● TASK DETAILS
Replace "frame-scrollbar" with "timeline-scrollbar" in the lines from the first one through the line containing "sliders-icon [1013, 119, 1034, 137]", and give back only those lines with nothing else changed.

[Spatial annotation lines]

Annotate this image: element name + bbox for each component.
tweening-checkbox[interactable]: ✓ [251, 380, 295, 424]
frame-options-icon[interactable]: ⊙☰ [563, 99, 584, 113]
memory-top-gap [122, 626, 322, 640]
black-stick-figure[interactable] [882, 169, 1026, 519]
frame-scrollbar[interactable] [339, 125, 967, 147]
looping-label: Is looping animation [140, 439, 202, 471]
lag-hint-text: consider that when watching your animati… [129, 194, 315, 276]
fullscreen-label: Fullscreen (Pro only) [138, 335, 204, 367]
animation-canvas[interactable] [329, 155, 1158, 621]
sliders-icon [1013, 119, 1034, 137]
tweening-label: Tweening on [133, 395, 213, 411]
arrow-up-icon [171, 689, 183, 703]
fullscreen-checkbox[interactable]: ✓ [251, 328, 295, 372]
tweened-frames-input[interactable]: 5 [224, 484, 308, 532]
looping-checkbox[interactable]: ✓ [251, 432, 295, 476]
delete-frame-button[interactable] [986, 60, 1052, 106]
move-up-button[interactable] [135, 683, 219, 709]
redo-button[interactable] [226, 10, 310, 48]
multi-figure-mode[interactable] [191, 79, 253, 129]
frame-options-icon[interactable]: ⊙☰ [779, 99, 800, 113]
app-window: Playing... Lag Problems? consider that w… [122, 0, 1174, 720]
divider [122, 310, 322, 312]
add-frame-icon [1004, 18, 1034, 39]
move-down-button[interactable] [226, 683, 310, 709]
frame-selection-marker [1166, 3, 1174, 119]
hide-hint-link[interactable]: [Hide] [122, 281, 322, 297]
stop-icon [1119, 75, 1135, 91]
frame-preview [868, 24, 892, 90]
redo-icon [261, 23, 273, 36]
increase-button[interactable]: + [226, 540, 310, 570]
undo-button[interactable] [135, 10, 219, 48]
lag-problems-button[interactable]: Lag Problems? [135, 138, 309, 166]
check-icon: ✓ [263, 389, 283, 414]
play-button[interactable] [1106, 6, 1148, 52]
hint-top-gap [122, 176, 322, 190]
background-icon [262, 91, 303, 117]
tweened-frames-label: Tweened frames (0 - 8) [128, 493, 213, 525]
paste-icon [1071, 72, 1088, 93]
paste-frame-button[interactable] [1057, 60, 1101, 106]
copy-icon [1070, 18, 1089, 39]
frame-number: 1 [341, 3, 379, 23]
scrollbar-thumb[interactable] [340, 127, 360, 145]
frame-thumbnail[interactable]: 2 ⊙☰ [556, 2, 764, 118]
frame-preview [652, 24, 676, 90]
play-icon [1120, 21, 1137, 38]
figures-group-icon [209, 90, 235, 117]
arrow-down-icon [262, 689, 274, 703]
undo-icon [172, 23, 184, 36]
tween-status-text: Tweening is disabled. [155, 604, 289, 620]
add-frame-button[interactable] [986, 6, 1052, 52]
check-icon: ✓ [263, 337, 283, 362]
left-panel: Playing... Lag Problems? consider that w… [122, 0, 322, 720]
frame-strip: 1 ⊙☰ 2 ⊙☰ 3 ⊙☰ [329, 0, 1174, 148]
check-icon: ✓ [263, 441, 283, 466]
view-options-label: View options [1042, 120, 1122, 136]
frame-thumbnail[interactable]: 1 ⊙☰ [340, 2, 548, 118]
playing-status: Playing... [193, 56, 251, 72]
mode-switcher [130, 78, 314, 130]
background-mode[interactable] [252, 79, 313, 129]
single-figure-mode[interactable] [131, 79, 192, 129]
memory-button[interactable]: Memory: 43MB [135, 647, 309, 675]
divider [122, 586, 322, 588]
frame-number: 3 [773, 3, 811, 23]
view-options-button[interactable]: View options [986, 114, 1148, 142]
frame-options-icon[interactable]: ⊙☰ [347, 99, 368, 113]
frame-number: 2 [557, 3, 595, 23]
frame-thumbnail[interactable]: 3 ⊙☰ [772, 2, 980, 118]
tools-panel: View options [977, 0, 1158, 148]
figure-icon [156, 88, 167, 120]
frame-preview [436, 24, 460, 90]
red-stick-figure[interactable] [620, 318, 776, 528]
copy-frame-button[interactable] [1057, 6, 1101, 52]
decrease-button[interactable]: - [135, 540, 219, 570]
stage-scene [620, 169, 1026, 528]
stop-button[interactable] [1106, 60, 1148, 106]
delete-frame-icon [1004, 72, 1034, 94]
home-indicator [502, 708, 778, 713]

● SOLUTION
Annotate this image: element name + bbox for each component.
tweening-checkbox[interactable]: ✓ [251, 380, 295, 424]
frame-options-icon[interactable]: ⊙☰ [563, 99, 584, 113]
memory-top-gap [122, 626, 322, 640]
black-stick-figure[interactable] [882, 169, 1026, 519]
timeline-scrollbar[interactable] [339, 125, 967, 147]
looping-label: Is looping animation [140, 439, 202, 471]
lag-hint-text: consider that when watching your animati… [129, 194, 315, 276]
fullscreen-label: Fullscreen (Pro only) [138, 335, 204, 367]
animation-canvas[interactable] [329, 155, 1158, 621]
sliders-icon [1013, 119, 1034, 137]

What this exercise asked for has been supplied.